• THE EXERCISE: Quote all lines below exactly. Images stay out.

• Entries from a visual dataset:
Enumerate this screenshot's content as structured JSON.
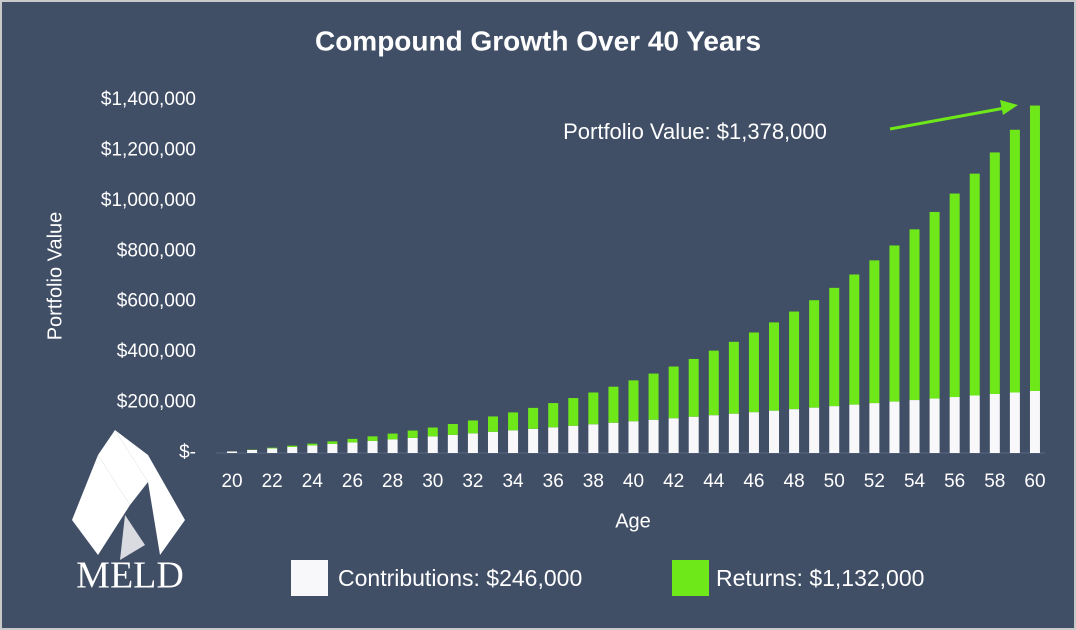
{
  "chart_data": {
    "type": "stacked-bar",
    "title": "Compound Growth Over 40 Years",
    "xlabel": "Age",
    "ylabel": "Portfolio Value",
    "annotation": "Portfolio Value: $1,378,000",
    "logo": "MELD",
    "categories": [
      20,
      null,
      22,
      null,
      24,
      null,
      26,
      null,
      28,
      null,
      30,
      null,
      32,
      null,
      34,
      null,
      36,
      null,
      38,
      null,
      40,
      null,
      42,
      null,
      44,
      null,
      46,
      null,
      48,
      null,
      50,
      null,
      52,
      null,
      54,
      null,
      56,
      null,
      58,
      null,
      60
    ],
    "series": [
      {
        "name": "Contributions: $246,000",
        "color": "#f8f8fa",
        "values": [
          6000,
          12000,
          18000,
          24000,
          30000,
          36000,
          42000,
          48000,
          54000,
          60000,
          66000,
          72000,
          78000,
          84000,
          90000,
          96000,
          102000,
          108000,
          114000,
          120000,
          126000,
          132000,
          138000,
          144000,
          150000,
          156000,
          162000,
          168000,
          174000,
          180000,
          186000,
          192000,
          198000,
          204000,
          210000,
          216000,
          222000,
          228000,
          234000,
          240000,
          246000
        ]
      },
      {
        "name": "Returns: $1,132,000",
        "color": "#6fe81a",
        "values": [
          400,
          1000,
          3000,
          5000,
          7000,
          10000,
          14000,
          18000,
          23000,
          29000,
          35000,
          43000,
          51000,
          61000,
          71000,
          83000,
          96000,
          110000,
          126000,
          143000,
          162000,
          183000,
          205000,
          229000,
          256000,
          285000,
          316000,
          350000,
          387000,
          426000,
          469000,
          516000,
          566000,
          619000,
          677000,
          740000,
          807000,
          880000,
          958000,
          1042000,
          1132000
        ]
      }
    ],
    "ylim": [
      0,
      1400000
    ],
    "yticks": [
      {
        "value": 0,
        "label": "$-"
      },
      {
        "value": 200000,
        "label": "$200,000"
      },
      {
        "value": 400000,
        "label": "$400,000"
      },
      {
        "value": 600000,
        "label": "$600,000"
      },
      {
        "value": 800000,
        "label": "$800,000"
      },
      {
        "value": 1000000,
        "label": "$1,000,000"
      },
      {
        "value": 1200000,
        "label": "$1,200,000"
      },
      {
        "value": 1400000,
        "label": "$1,400,000"
      }
    ],
    "grid": false,
    "background": "#404e66"
  }
}
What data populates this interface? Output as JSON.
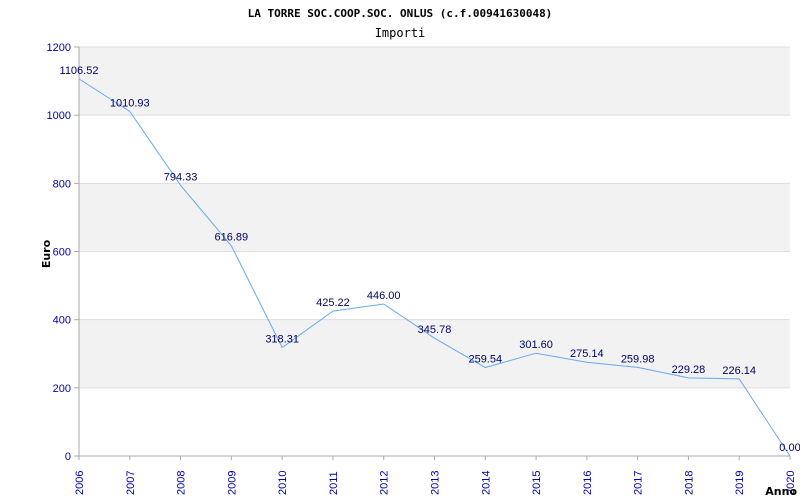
{
  "chart_data": {
    "type": "line",
    "title": "LA TORRE SOC.COOP.SOC. ONLUS (c.f.00941630048)",
    "subtitle": "Importi",
    "xlabel": "Anno",
    "ylabel": "Euro",
    "x": [
      "2006",
      "2007",
      "2008",
      "2009",
      "2010",
      "2011",
      "2012",
      "2013",
      "2014",
      "2015",
      "2016",
      "2017",
      "2018",
      "2019",
      "2020"
    ],
    "values": [
      1106.52,
      1010.93,
      794.33,
      616.89,
      318.31,
      425.22,
      446.0,
      345.78,
      259.54,
      301.6,
      275.14,
      259.98,
      229.28,
      226.14,
      0.0
    ],
    "value_labels": [
      "1106.52",
      "1010.93",
      "794.33",
      "616.89",
      "318.31",
      "425.22",
      "446.00",
      "345.78",
      "259.54",
      "301.60",
      "275.14",
      "259.98",
      "229.28",
      "226.14",
      "0.00"
    ],
    "ylim": [
      0,
      1200
    ],
    "yticks": [
      "0",
      "200",
      "400",
      "600",
      "800",
      "1000",
      "1200"
    ],
    "grid": true,
    "line_color": "#66aaee",
    "band_color": "#f2f2f2",
    "tick_color": "#0000aa",
    "label_color": "#000066"
  }
}
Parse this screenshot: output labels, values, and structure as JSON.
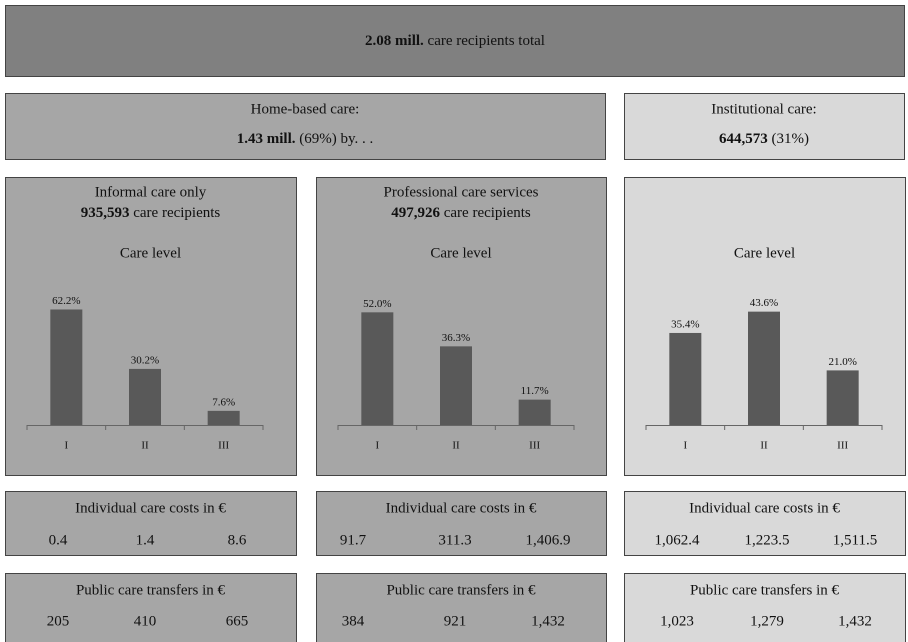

• EXERCISE ANSWER:
Enumerate this screenshot's content as structured JSON.
{
  "chart_data": {
    "type": "stacked-bar",
    "title": "Compound Growth Over 40 Years",
    "xlabel": "Age",
    "ylabel": "Portfolio Value",
    "annotation": "Portfolio Value: $1,378,000",
    "logo": "MELD",
    "categories": [
      20,
      null,
      22,
      null,
      24,
      null,
      26,
      null,
      28,
      null,
      30,
      null,
      32,
      null,
      34,
      null,
      36,
      null,
      38,
      null,
      40,
      null,
      42,
      null,
      44,
      null,
      46,
      null,
      48,
      null,
      50,
      null,
      52,
      null,
      54,
      null,
      56,
      null,
      58,
      null,
      60
    ],
    "series": [
      {
        "name": "Contributions: $246,000",
        "color": "#f8f8fa",
        "values": [
          6000,
          12000,
          18000,
          24000,
          30000,
          36000,
          42000,
          48000,
          54000,
          60000,
          66000,
          72000,
          78000,
          84000,
          90000,
          96000,
          102000,
          108000,
          114000,
          120000,
          126000,
          132000,
          138000,
          144000,
          150000,
          156000,
          162000,
          168000,
          174000,
          180000,
          186000,
          192000,
          198000,
          204000,
          210000,
          216000,
          222000,
          228000,
          234000,
          240000,
          246000
        ]
      },
      {
        "name": "Returns: $1,132,000",
        "color": "#6fe81a",
        "values": [
          400,
          1000,
          3000,
          5000,
          7000,
          10000,
          14000,
          18000,
          23000,
          29000,
          35000,
          43000,
          51000,
          61000,
          71000,
          83000,
          96000,
          110000,
          126000,
          143000,
          162000,
          183000,
          205000,
          229000,
          256000,
          285000,
          316000,
          350000,
          387000,
          426000,
          469000,
          516000,
          566000,
          619000,
          677000,
          740000,
          807000,
          880000,
          958000,
          1042000,
          1132000
        ]
      }
    ],
    "ylim": [
      0,
      1400000
    ],
    "yticks": [
      {
        "value": 0,
        "label": "$-"
      },
      {
        "value": 200000,
        "label": "$200,000"
      },
      {
        "value": 400000,
        "label": "$400,000"
      },
      {
        "value": 600000,
        "label": "$600,000"
      },
      {
        "value": 800000,
        "label": "$800,000"
      },
      {
        "value": 1000000,
        "label": "$1,000,000"
      },
      {
        "value": 1200000,
        "label": "$1,200,000"
      },
      {
        "value": 1400000,
        "label": "$1,400,000"
      }
    ],
    "grid": false,
    "background": "#404e66"
  }
}
What data populates this interface? Output as JSON.
{
  "chart_data": {
    "type": "line",
    "title": "LA TORRE SOC.COOP.SOC. ONLUS (c.f.00941630048)",
    "subtitle": "Importi",
    "xlabel": "Anno",
    "ylabel": "Euro",
    "x": [
      "2006",
      "2007",
      "2008",
      "2009",
      "2010",
      "2011",
      "2012",
      "2013",
      "2014",
      "2015",
      "2016",
      "2017",
      "2018",
      "2019",
      "2020"
    ],
    "values": [
      1106.52,
      1010.93,
      794.33,
      616.89,
      318.31,
      425.22,
      446.0,
      345.78,
      259.54,
      301.6,
      275.14,
      259.98,
      229.28,
      226.14,
      0.0
    ],
    "value_labels": [
      "1106.52",
      "1010.93",
      "794.33",
      "616.89",
      "318.31",
      "425.22",
      "446.00",
      "345.78",
      "259.54",
      "301.60",
      "275.14",
      "259.98",
      "229.28",
      "226.14",
      "0.00"
    ],
    "ylim": [
      0,
      1200
    ],
    "yticks": [
      "0",
      "200",
      "400",
      "600",
      "800",
      "1000",
      "1200"
    ],
    "grid": true,
    "line_color": "#66aaee",
    "band_color": "#f2f2f2",
    "tick_color": "#0000aa",
    "label_color": "#000066"
  }
}
Parse this screenshot: output labels, values, and structure as JSON.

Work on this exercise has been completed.